[Records about charts and figures]
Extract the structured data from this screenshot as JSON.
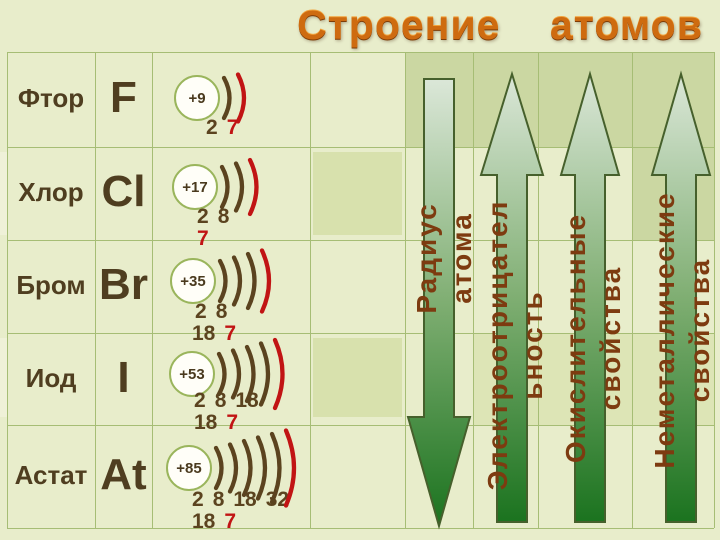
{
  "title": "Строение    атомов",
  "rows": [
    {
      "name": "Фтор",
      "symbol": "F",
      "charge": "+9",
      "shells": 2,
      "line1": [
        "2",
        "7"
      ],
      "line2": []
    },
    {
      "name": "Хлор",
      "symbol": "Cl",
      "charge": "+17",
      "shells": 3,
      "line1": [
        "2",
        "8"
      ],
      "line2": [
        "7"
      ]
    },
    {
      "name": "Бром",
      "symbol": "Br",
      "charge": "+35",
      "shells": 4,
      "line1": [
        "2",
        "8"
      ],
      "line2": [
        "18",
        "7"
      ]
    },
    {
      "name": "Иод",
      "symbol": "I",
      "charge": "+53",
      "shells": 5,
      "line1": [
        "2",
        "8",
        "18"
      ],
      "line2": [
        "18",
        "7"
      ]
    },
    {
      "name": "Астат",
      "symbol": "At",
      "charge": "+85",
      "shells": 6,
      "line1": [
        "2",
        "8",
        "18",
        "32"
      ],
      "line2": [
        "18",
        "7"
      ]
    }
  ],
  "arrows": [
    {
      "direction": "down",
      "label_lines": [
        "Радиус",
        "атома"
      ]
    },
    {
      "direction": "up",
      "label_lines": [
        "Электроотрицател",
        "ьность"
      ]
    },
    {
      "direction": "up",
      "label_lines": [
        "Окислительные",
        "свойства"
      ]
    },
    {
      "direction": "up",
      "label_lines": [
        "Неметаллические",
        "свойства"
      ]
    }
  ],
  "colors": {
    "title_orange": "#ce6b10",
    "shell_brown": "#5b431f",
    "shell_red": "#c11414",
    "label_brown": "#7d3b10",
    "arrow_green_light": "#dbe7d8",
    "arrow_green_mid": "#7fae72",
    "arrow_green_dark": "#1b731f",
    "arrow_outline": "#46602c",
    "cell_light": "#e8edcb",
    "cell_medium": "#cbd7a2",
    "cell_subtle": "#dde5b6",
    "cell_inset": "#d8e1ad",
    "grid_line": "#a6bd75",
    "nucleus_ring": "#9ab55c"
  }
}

#### Task objective
Locate all lines that include the word "name" and copy them out.

#### In response
      "name": "Фтор",
      "name": "Хлор",
      "name": "Бром",
      "name": "Иод",
      "name": "Астат",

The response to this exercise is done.